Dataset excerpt
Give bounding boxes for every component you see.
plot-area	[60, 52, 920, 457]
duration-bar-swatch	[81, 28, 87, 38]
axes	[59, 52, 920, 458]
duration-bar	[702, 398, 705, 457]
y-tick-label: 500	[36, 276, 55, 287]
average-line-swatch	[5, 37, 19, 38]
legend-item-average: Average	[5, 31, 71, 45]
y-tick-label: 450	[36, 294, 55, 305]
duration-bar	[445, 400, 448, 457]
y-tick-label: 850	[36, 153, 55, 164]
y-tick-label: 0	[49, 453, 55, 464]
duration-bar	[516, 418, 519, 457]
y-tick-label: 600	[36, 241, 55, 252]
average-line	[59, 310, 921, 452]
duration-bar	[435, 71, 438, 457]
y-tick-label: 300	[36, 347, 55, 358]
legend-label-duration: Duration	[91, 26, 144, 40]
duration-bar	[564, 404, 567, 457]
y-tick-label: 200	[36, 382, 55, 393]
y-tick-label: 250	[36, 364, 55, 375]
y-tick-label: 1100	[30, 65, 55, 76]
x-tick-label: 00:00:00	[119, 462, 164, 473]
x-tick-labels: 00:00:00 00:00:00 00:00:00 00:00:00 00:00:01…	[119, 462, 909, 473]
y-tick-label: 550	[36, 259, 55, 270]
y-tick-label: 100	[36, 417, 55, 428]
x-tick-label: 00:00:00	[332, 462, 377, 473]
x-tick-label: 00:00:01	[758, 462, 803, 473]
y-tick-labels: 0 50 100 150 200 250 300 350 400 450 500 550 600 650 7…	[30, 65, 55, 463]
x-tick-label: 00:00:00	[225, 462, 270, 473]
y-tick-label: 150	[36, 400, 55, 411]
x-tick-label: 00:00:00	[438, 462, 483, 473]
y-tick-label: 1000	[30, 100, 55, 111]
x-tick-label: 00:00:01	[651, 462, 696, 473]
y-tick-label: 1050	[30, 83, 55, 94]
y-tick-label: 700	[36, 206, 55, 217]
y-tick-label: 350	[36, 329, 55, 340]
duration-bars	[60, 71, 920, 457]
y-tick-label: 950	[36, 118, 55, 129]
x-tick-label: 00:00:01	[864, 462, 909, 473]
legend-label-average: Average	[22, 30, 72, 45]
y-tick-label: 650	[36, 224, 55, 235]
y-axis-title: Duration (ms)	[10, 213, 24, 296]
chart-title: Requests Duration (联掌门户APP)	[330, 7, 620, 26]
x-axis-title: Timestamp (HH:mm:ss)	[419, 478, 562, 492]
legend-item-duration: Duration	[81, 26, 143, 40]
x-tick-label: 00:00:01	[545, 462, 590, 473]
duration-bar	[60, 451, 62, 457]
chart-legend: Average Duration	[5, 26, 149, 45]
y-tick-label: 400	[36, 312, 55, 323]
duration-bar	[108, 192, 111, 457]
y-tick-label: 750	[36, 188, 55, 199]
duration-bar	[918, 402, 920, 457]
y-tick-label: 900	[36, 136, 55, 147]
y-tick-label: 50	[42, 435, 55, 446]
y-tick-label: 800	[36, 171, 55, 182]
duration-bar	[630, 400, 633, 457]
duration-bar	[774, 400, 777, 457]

==

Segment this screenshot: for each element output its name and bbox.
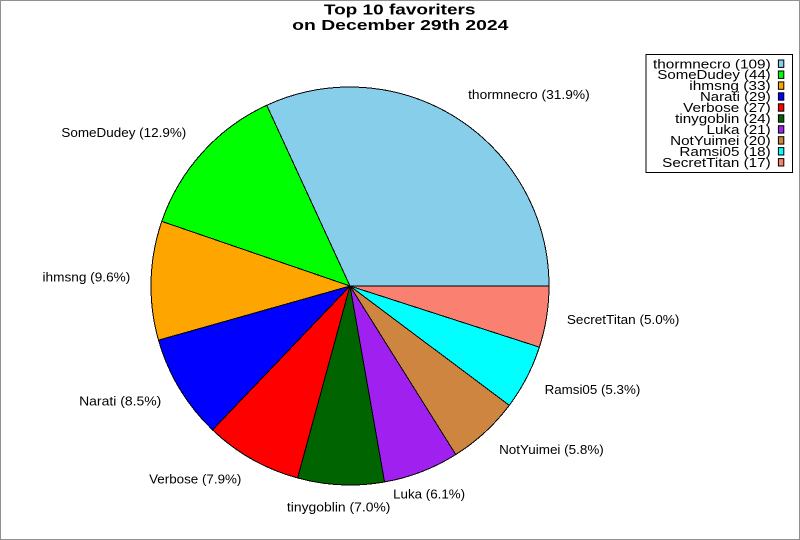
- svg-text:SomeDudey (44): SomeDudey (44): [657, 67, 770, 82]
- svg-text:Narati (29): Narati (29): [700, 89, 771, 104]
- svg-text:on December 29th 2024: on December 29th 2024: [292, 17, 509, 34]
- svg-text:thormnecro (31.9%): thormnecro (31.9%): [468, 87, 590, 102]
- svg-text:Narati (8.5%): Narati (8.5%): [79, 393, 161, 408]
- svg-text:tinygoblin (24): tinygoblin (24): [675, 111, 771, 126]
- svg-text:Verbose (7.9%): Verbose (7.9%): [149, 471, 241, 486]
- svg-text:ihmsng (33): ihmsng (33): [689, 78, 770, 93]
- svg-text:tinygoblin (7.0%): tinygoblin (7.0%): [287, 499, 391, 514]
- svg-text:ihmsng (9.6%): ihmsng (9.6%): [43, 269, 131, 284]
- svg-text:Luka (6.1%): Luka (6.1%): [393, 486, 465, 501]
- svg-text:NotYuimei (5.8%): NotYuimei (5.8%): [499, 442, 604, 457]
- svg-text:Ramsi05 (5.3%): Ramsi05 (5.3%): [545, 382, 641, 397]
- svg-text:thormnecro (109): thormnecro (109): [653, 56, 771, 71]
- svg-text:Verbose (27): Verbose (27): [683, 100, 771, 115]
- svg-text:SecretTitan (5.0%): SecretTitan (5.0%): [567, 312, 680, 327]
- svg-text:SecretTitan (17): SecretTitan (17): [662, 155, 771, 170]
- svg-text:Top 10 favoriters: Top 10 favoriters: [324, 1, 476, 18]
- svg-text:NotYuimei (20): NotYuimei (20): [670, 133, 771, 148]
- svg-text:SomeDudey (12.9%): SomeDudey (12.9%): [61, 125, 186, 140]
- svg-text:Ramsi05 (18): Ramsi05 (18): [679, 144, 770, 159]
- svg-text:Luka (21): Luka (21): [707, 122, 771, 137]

SHORT PROBLEM
Update the lines beginning with the one that contains "Give bounding boxes" and running through the one that contains "404, 567, 457]", putting "chart-area" in place of "plot-area" and keeping everything else unchanged.

EXPECTED ANSWER
Give bounding boxes for every component you see.
chart-area	[60, 52, 920, 457]
duration-bar-swatch	[81, 28, 87, 38]
axes	[59, 52, 920, 458]
duration-bar	[702, 398, 705, 457]
y-tick-label: 500	[36, 276, 55, 287]
average-line-swatch	[5, 37, 19, 38]
legend-item-average: Average	[5, 31, 71, 45]
y-tick-label: 450	[36, 294, 55, 305]
duration-bar	[445, 400, 448, 457]
y-tick-label: 850	[36, 153, 55, 164]
y-tick-label: 0	[49, 453, 55, 464]
duration-bar	[516, 418, 519, 457]
y-tick-label: 600	[36, 241, 55, 252]
average-line	[59, 310, 921, 452]
duration-bar	[435, 71, 438, 457]
y-tick-label: 300	[36, 347, 55, 358]
legend-label-duration: Duration	[91, 26, 144, 40]
duration-bar	[564, 404, 567, 457]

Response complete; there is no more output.